Exercise materials>
....

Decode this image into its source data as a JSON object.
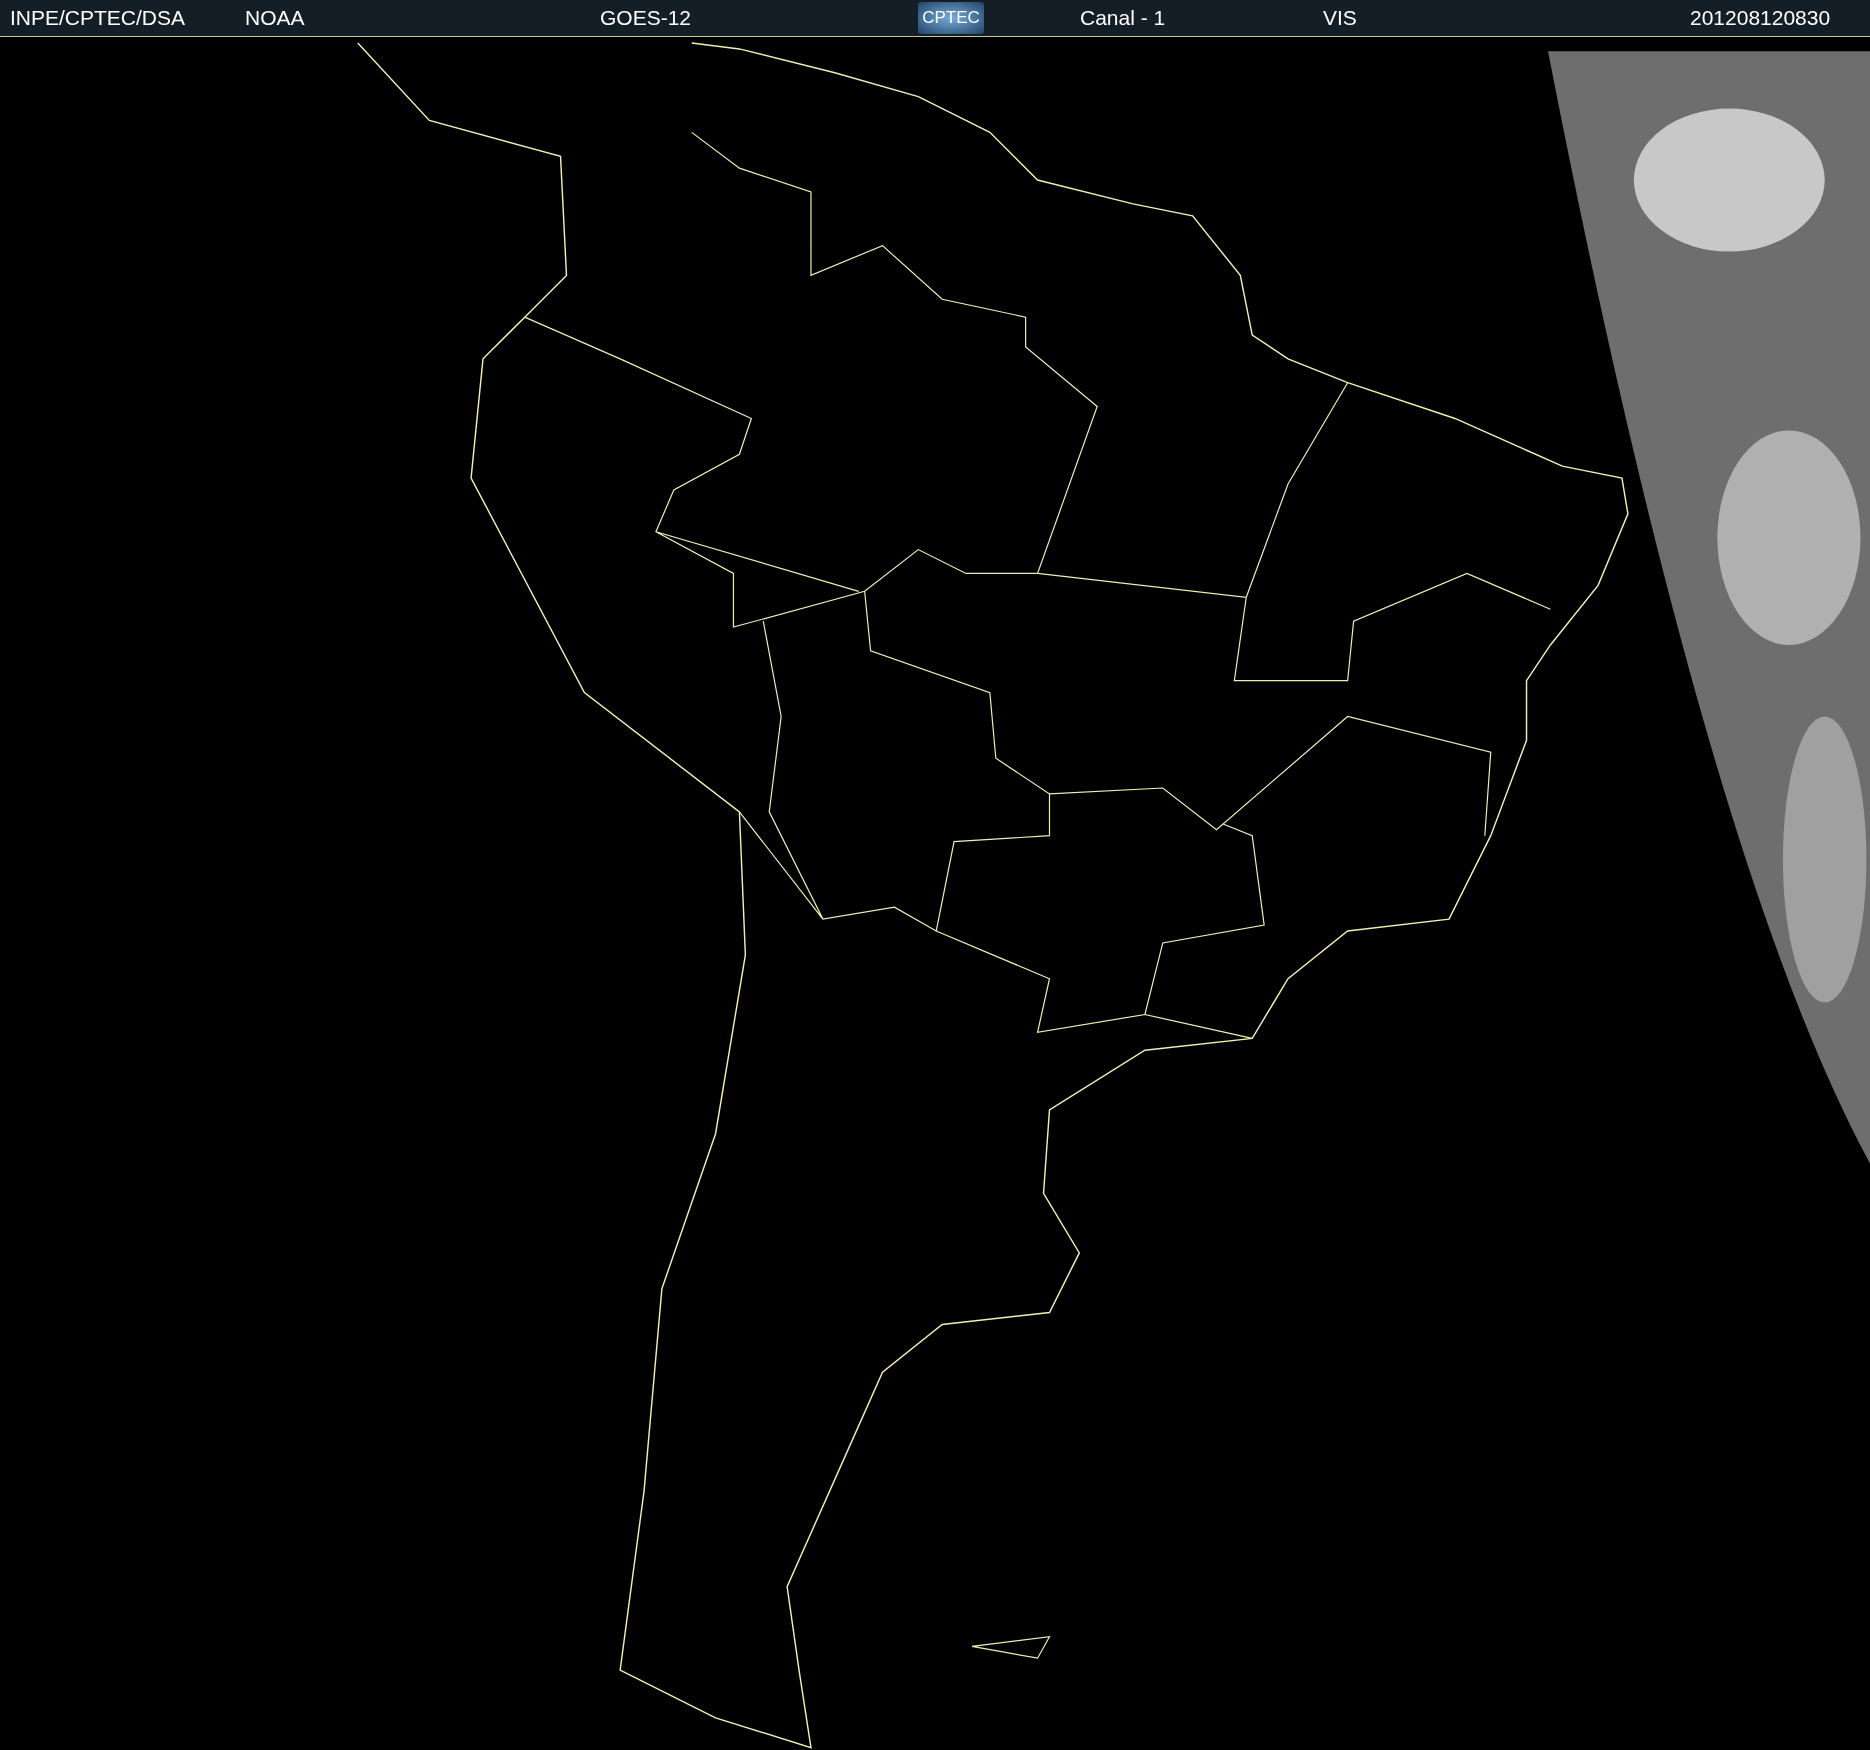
{
  "header": {
    "items": [
      {
        "kind": "text",
        "text": "INPE/CPTEC/DSA"
      },
      {
        "kind": "text",
        "text": "NOAA"
      },
      {
        "kind": "text",
        "text": "GOES-12"
      },
      {
        "kind": "logo",
        "text": "CPTEC"
      },
      {
        "kind": "text",
        "text": "Canal - 1"
      },
      {
        "kind": "text",
        "text": "VIS"
      },
      {
        "kind": "text",
        "text": "201208120830"
      }
    ]
  }
}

....

Task brief> Above are the records; reproduce them exactly and leave out the pictures.

Answer to this exercise>
Decode this image into its source data as a JSON object.
{
  "header": {
    "items": [
      {
        "kind": "text",
        "text": "INPE/CPTEC/DSA"
      },
      {
        "kind": "text",
        "text": "NOAA"
      },
      {
        "kind": "text",
        "text": "GOES-12"
      },
      {
        "kind": "logo",
        "text": "CPTEC"
      },
      {
        "kind": "text",
        "text": "Canal - 1"
      },
      {
        "kind": "text",
        "text": "VIS"
      },
      {
        "kind": "text",
        "text": "201208120830"
      }
    ]
  }
}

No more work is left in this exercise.